■ WORK TO BE COMPLETED ■
Reproduce the stretch of the material from the line containing "gridline [728,428,1355,429]" through the line containing "x-tick-label: 2020年卒 [1056,652,1110,666]", keeping every line unchanged.

# LISTING start

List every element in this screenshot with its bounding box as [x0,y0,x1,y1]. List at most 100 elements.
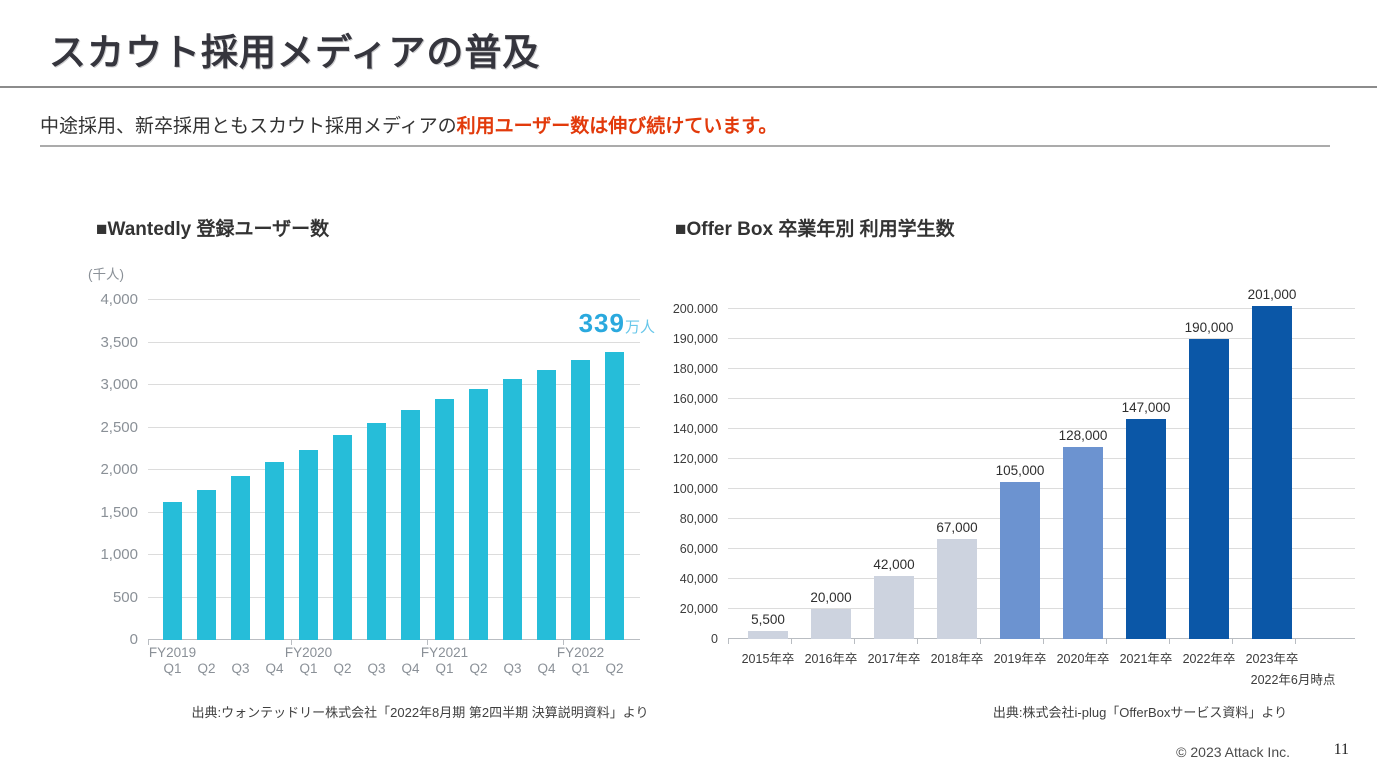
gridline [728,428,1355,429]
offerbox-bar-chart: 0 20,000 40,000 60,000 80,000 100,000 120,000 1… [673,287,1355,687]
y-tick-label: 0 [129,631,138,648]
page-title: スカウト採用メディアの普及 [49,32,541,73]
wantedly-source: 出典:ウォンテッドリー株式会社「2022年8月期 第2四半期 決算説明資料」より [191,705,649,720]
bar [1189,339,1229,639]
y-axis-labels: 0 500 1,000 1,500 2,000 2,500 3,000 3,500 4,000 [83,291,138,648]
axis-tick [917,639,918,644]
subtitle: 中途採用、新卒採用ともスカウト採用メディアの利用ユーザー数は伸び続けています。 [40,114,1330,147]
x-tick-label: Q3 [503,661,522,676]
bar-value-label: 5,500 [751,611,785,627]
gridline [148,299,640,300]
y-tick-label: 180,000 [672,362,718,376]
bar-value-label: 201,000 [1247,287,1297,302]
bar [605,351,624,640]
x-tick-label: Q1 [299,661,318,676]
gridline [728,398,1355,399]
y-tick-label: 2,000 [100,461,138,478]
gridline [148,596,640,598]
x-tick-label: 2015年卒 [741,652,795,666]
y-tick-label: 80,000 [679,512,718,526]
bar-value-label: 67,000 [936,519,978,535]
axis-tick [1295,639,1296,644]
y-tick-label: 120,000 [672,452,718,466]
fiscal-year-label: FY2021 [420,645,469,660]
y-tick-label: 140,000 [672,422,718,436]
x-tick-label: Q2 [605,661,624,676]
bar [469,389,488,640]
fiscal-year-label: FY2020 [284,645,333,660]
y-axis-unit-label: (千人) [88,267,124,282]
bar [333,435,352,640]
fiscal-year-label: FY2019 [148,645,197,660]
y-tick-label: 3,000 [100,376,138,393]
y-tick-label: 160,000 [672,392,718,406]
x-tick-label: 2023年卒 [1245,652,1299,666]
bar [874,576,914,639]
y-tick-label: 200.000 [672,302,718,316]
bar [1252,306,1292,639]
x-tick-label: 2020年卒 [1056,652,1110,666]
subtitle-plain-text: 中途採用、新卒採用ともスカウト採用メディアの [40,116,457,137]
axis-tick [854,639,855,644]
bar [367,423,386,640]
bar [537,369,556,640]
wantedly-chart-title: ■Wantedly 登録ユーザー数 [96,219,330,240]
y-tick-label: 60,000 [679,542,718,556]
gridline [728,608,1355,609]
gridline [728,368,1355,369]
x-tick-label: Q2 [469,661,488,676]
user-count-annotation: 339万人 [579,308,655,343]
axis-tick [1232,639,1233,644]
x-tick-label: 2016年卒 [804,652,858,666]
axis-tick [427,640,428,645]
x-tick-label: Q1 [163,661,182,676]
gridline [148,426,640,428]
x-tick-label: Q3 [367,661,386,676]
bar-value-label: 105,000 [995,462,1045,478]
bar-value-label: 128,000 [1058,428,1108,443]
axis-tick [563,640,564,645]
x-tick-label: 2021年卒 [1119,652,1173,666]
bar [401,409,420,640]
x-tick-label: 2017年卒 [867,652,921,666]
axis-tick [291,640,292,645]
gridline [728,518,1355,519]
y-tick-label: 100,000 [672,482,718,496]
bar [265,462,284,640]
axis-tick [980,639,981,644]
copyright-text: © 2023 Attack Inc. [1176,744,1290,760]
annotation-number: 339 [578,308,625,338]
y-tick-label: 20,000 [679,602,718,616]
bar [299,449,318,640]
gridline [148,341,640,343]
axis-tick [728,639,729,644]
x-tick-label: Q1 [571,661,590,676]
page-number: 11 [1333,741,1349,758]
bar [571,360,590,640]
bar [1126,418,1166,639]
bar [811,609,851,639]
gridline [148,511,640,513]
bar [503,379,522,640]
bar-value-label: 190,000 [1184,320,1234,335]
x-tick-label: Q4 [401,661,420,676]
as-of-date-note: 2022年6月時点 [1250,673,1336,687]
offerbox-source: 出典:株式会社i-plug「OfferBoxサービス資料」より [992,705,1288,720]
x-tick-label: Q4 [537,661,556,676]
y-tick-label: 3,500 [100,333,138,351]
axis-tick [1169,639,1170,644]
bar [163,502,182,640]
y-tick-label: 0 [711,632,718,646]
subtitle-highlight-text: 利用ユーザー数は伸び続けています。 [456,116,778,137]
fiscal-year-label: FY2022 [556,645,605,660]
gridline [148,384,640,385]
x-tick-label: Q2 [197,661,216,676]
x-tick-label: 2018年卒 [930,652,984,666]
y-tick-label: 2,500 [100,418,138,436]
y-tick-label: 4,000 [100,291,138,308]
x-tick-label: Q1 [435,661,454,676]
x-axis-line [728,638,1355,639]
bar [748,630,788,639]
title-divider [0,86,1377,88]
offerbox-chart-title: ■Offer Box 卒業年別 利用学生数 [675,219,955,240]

# LISTING end

■ ANSWER TO THE PROBLEM ■
gridline [728,428,1355,429]
offerbox-bar-chart: 0 20,000 40,000 60,000 80,000 100,000 120,000 1… [673,287,1355,687]
y-tick-label: 0 [129,631,138,648]
page-title: スカウト採用メディアの普及 [49,32,541,73]
wantedly-source: 出典:ウォンテッドリー株式会社「2022年8月期 第2四半期 決算説明資料」より [191,705,649,720]
bar [1189,339,1229,639]
y-axis-labels: 0 500 1,000 1,500 2,000 2,500 3,000 3,500 4,000 [83,291,138,648]
axis-tick [917,639,918,644]
subtitle: 中途採用、新卒採用ともスカウト採用メディアの利用ユーザー数は伸び続けています。 [40,114,1330,147]
x-tick-label: Q3 [503,661,522,676]
bar-value-label: 5,500 [751,611,785,627]
gridline [148,299,640,300]
y-tick-label: 180,000 [672,362,718,376]
bar-value-label: 201,000 [1247,287,1297,302]
bar [605,351,624,640]
x-tick-label: Q1 [299,661,318,676]
gridline [728,398,1355,399]
y-tick-label: 2,000 [100,461,138,478]
gridline [148,596,640,598]
x-tick-label: 2015年卒 [741,652,795,666]
y-tick-label: 80,000 [679,512,718,526]
bar-value-label: 67,000 [936,519,978,535]
axis-tick [1295,639,1296,644]
y-tick-label: 120,000 [672,452,718,466]
fiscal-year-label: FY2021 [420,645,469,660]
y-tick-label: 140,000 [672,422,718,436]
x-tick-label: Q2 [605,661,624,676]
bar [469,389,488,640]
fiscal-year-label: FY2020 [284,645,333,660]
y-axis-unit-label: (千人) [88,267,124,282]
bar [333,435,352,640]
fiscal-year-label: FY2019 [148,645,197,660]
y-tick-label: 3,000 [100,376,138,393]
y-tick-label: 160,000 [672,392,718,406]
x-tick-label: 2023年卒 [1245,652,1299,666]
bar [874,576,914,639]
y-tick-label: 200.000 [672,302,718,316]
bar [1252,306,1292,639]
x-tick-label: 2020年卒 [1056,652,1110,666]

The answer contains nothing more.